* [Given task]:
Repeat exactly, and only, the lines from the line containing "Type out the text in this image." through the last line of the records below, including both.
----
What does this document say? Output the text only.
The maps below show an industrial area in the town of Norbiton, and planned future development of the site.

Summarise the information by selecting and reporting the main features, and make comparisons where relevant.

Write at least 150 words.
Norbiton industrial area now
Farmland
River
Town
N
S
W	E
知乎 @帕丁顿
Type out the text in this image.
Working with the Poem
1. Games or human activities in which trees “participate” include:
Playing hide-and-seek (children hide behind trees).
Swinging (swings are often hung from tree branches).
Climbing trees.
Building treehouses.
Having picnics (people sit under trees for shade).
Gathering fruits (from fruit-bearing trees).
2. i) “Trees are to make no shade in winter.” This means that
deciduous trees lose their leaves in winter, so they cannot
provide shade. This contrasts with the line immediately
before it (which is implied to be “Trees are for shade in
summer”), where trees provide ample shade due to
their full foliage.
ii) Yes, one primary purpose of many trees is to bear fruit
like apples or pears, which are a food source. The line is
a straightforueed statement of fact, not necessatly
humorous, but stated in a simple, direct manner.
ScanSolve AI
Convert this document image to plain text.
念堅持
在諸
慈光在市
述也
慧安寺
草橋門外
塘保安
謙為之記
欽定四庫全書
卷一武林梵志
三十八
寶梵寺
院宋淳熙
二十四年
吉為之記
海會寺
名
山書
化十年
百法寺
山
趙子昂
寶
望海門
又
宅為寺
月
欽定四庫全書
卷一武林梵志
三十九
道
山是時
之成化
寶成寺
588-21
----
* [Output for this exercise]:
Type out the text in this image.
Working with the Poem
1. Games or human activities in which trees “participate” include:
Playing hide-and-seek (children hide behind trees).
Swinging (swings are often hung from tree branches).
Climbing trees.
Building treehouses.
Having picnics (people sit under trees for shade).
Gathering fruits (from fruit-bearing trees).
2. i) “Trees are to make no shade in winter.” This means that
deciduous trees lose their leaves in winter, so they cannot
provide shade. This contrasts with the line immediately
before it (which is implied to be “Trees are for shade in
summer”), where trees provide ample shade due to
their full foliage.
ii) Yes, one primary purpose of many trees is to bear fruit
like apples or pears, which are a food source. The line is
a straightforueed statement of fact, not necessatly
humorous, but stated in a simple, direct manner.
ScanSolve AI
Convert this document image to plain text.
念堅持
在諸
慈光在市
述也
慧安寺
草橋門外
塘保安
謙為之記
欽定四庫全書
卷一武林梵志
三十八
寶梵寺
院宋淳熙
二十四年
吉為之記
海會寺
名
山書
化十年
百法寺
山
趙子昂
寶
望海門
又
宅為寺
月
欽定四庫全書
卷一武林梵志
三十九
道
山是時
之成化
寶成寺
588-21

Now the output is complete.